**** RECORD SET ****

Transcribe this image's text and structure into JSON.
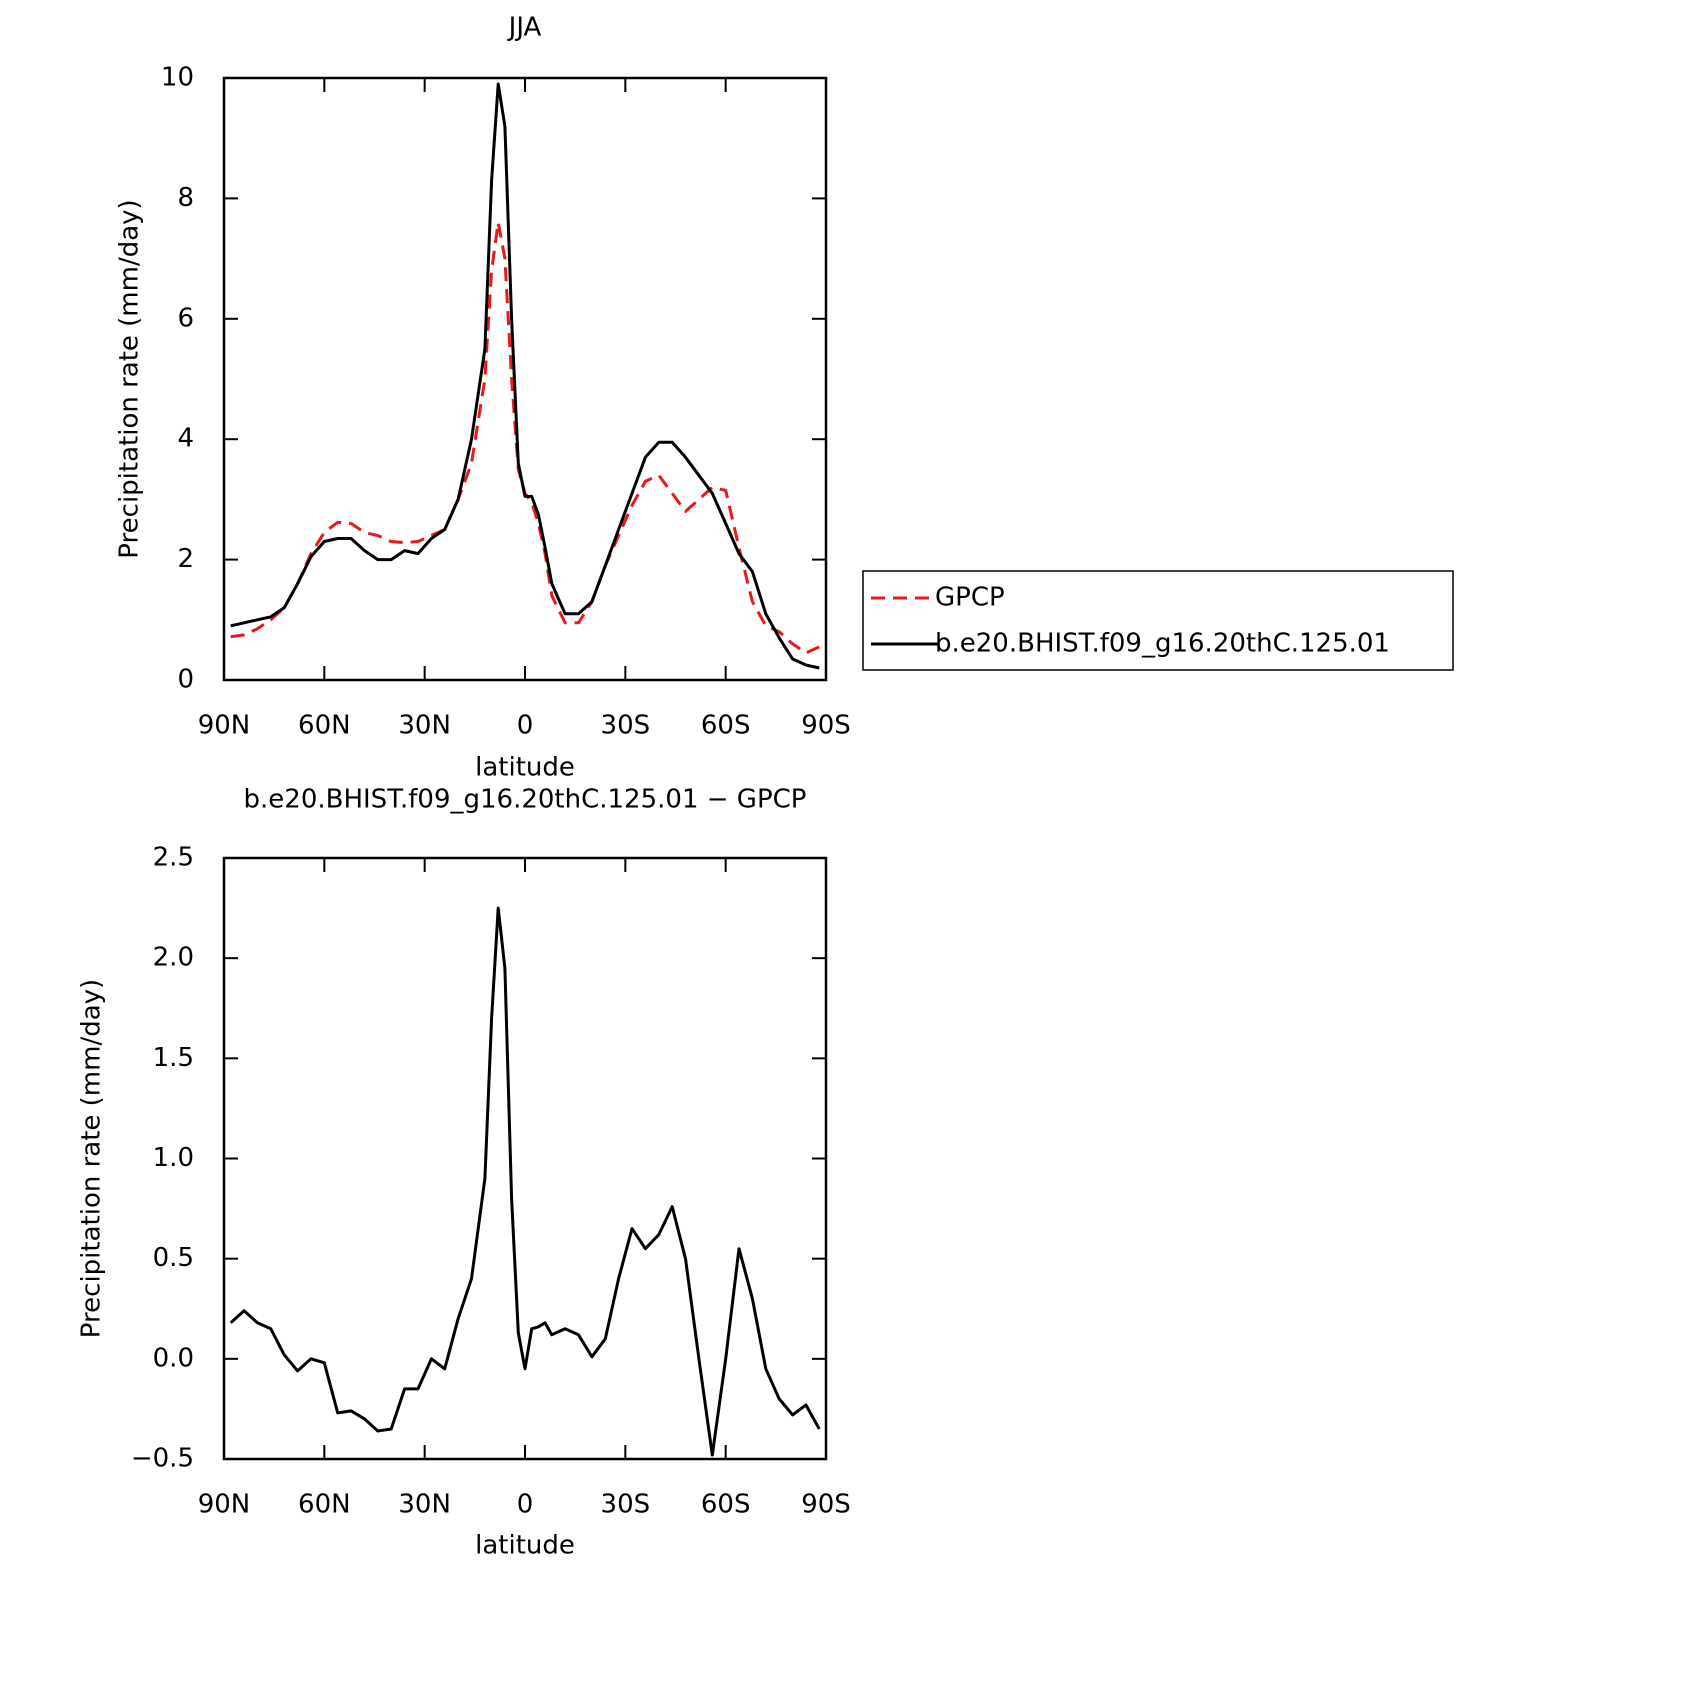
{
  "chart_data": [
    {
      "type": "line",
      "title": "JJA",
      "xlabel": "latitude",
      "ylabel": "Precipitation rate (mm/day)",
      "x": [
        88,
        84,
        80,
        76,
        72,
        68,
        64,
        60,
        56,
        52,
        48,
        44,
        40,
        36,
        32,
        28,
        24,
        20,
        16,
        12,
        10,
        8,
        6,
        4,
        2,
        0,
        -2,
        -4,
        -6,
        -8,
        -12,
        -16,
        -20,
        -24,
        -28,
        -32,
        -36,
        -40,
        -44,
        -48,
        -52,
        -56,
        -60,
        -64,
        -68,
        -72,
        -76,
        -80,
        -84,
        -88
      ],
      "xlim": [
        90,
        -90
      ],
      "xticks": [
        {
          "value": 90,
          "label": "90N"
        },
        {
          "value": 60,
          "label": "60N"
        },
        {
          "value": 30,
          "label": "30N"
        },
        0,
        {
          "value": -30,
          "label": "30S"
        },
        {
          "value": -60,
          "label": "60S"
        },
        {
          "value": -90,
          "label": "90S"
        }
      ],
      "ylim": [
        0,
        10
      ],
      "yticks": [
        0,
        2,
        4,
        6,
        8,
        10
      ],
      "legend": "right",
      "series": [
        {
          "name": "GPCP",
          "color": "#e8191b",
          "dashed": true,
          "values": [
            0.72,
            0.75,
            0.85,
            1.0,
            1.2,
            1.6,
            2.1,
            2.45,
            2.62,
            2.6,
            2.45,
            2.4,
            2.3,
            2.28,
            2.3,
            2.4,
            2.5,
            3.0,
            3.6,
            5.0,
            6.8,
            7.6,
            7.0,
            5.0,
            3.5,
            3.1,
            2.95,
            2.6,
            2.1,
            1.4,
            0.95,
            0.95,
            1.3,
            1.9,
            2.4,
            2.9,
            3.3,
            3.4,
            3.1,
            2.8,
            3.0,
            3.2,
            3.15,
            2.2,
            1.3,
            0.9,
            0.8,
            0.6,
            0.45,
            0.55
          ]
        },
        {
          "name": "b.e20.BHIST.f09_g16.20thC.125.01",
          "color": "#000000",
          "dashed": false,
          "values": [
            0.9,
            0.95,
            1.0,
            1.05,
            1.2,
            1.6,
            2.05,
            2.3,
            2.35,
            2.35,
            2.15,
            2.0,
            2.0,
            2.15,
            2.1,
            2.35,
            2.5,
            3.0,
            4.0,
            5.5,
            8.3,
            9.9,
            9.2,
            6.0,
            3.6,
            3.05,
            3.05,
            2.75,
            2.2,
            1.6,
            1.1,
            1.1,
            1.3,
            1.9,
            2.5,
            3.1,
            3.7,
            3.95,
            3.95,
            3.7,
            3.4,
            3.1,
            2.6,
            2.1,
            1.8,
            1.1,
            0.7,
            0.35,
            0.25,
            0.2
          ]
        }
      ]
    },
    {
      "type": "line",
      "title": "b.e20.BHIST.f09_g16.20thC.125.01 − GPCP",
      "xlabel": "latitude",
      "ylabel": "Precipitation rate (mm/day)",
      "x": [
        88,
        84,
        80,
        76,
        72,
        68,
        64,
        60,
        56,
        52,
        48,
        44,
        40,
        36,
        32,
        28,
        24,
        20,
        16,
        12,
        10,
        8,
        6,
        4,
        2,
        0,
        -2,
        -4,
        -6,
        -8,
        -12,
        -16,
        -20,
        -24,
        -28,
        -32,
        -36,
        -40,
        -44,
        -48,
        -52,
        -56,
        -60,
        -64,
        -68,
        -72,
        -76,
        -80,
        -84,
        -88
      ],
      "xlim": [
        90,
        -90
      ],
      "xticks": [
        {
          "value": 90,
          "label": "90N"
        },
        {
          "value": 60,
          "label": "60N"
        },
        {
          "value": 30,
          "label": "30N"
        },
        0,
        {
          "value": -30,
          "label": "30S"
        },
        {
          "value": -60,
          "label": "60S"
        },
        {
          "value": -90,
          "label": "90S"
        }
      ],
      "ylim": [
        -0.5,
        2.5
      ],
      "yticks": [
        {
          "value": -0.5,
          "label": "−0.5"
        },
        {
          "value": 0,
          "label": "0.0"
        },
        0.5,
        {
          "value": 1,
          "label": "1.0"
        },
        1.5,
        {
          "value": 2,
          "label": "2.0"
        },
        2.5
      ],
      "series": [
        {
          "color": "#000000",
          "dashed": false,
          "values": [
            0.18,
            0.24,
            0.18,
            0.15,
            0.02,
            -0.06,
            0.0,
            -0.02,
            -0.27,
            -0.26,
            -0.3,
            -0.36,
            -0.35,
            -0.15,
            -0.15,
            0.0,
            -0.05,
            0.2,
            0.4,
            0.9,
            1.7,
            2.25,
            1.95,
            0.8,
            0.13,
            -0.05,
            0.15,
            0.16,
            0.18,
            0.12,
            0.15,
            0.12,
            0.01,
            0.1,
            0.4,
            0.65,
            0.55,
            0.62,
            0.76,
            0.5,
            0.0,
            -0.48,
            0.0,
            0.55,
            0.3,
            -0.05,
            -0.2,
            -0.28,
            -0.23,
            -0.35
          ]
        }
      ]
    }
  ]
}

****

• _WHAT TO DO_
Omit all pictures while transcribing the entries verbatim.

• _WRITTEN RESPONSE_
Transcribe this image's text and structure into JSON.
{
  "chart_data": [
    {
      "type": "line",
      "title": "JJA",
      "xlabel": "latitude",
      "ylabel": "Precipitation rate (mm/day)",
      "x": [
        88,
        84,
        80,
        76,
        72,
        68,
        64,
        60,
        56,
        52,
        48,
        44,
        40,
        36,
        32,
        28,
        24,
        20,
        16,
        12,
        10,
        8,
        6,
        4,
        2,
        0,
        -2,
        -4,
        -6,
        -8,
        -12,
        -16,
        -20,
        -24,
        -28,
        -32,
        -36,
        -40,
        -44,
        -48,
        -52,
        -56,
        -60,
        -64,
        -68,
        -72,
        -76,
        -80,
        -84,
        -88
      ],
      "xlim": [
        90,
        -90
      ],
      "xticks": [
        {
          "value": 90,
          "label": "90N"
        },
        {
          "value": 60,
          "label": "60N"
        },
        {
          "value": 30,
          "label": "30N"
        },
        0,
        {
          "value": -30,
          "label": "30S"
        },
        {
          "value": -60,
          "label": "60S"
        },
        {
          "value": -90,
          "label": "90S"
        }
      ],
      "ylim": [
        0,
        10
      ],
      "yticks": [
        0,
        2,
        4,
        6,
        8,
        10
      ],
      "legend": "right",
      "series": [
        {
          "name": "GPCP",
          "color": "#e8191b",
          "dashed": true,
          "values": [
            0.72,
            0.75,
            0.85,
            1.0,
            1.2,
            1.6,
            2.1,
            2.45,
            2.62,
            2.6,
            2.45,
            2.4,
            2.3,
            2.28,
            2.3,
            2.4,
            2.5,
            3.0,
            3.6,
            5.0,
            6.8,
            7.6,
            7.0,
            5.0,
            3.5,
            3.1,
            2.95,
            2.6,
            2.1,
            1.4,
            0.95,
            0.95,
            1.3,
            1.9,
            2.4,
            2.9,
            3.3,
            3.4,
            3.1,
            2.8,
            3.0,
            3.2,
            3.15,
            2.2,
            1.3,
            0.9,
            0.8,
            0.6,
            0.45,
            0.55
          ]
        },
        {
          "name": "b.e20.BHIST.f09_g16.20thC.125.01",
          "color": "#000000",
          "dashed": false,
          "values": [
            0.9,
            0.95,
            1.0,
            1.05,
            1.2,
            1.6,
            2.05,
            2.3,
            2.35,
            2.35,
            2.15,
            2.0,
            2.0,
            2.15,
            2.1,
            2.35,
            2.5,
            3.0,
            4.0,
            5.5,
            8.3,
            9.9,
            9.2,
            6.0,
            3.6,
            3.05,
            3.05,
            2.75,
            2.2,
            1.6,
            1.1,
            1.1,
            1.3,
            1.9,
            2.5,
            3.1,
            3.7,
            3.95,
            3.95,
            3.7,
            3.4,
            3.1,
            2.6,
            2.1,
            1.8,
            1.1,
            0.7,
            0.35,
            0.25,
            0.2
          ]
        }
      ]
    },
    {
      "type": "line",
      "title": "b.e20.BHIST.f09_g16.20thC.125.01 − GPCP",
      "xlabel": "latitude",
      "ylabel": "Precipitation rate (mm/day)",
      "x": [
        88,
        84,
        80,
        76,
        72,
        68,
        64,
        60,
        56,
        52,
        48,
        44,
        40,
        36,
        32,
        28,
        24,
        20,
        16,
        12,
        10,
        8,
        6,
        4,
        2,
        0,
        -2,
        -4,
        -6,
        -8,
        -12,
        -16,
        -20,
        -24,
        -28,
        -32,
        -36,
        -40,
        -44,
        -48,
        -52,
        -56,
        -60,
        -64,
        -68,
        -72,
        -76,
        -80,
        -84,
        -88
      ],
      "xlim": [
        90,
        -90
      ],
      "xticks": [
        {
          "value": 90,
          "label": "90N"
        },
        {
          "value": 60,
          "label": "60N"
        },
        {
          "value": 30,
          "label": "30N"
        },
        0,
        {
          "value": -30,
          "label": "30S"
        },
        {
          "value": -60,
          "label": "60S"
        },
        {
          "value": -90,
          "label": "90S"
        }
      ],
      "ylim": [
        -0.5,
        2.5
      ],
      "yticks": [
        {
          "value": -0.5,
          "label": "−0.5"
        },
        {
          "value": 0,
          "label": "0.0"
        },
        0.5,
        {
          "value": 1,
          "label": "1.0"
        },
        1.5,
        {
          "value": 2,
          "label": "2.0"
        },
        2.5
      ],
      "series": [
        {
          "color": "#000000",
          "dashed": false,
          "values": [
            0.18,
            0.24,
            0.18,
            0.15,
            0.02,
            -0.06,
            0.0,
            -0.02,
            -0.27,
            -0.26,
            -0.3,
            -0.36,
            -0.35,
            -0.15,
            -0.15,
            0.0,
            -0.05,
            0.2,
            0.4,
            0.9,
            1.7,
            2.25,
            1.95,
            0.8,
            0.13,
            -0.05,
            0.15,
            0.16,
            0.18,
            0.12,
            0.15,
            0.12,
            0.01,
            0.1,
            0.4,
            0.65,
            0.55,
            0.62,
            0.76,
            0.5,
            0.0,
            -0.48,
            0.0,
            0.55,
            0.3,
            -0.05,
            -0.2,
            -0.28,
            -0.23,
            -0.35
          ]
        }
      ]
    }
  ]
}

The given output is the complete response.